Pull out every line below that holds the word "может".
Begin Input rows
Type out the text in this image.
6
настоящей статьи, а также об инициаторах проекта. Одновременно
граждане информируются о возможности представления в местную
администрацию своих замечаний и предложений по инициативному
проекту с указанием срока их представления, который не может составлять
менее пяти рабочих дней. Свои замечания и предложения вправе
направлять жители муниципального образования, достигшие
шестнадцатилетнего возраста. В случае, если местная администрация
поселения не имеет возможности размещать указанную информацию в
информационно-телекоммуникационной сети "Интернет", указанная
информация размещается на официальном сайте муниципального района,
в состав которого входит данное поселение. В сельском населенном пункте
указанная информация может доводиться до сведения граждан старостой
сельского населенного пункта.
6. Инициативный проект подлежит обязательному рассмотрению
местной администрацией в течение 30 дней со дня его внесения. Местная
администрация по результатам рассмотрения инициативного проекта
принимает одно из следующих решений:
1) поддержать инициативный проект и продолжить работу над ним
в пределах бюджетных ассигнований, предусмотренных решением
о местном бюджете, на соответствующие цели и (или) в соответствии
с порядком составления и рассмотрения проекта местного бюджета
End Input rows
Complete response:
проекту с указанием срока их представления, который не может составлять
указанная информация может доводиться до сведения граждан старостой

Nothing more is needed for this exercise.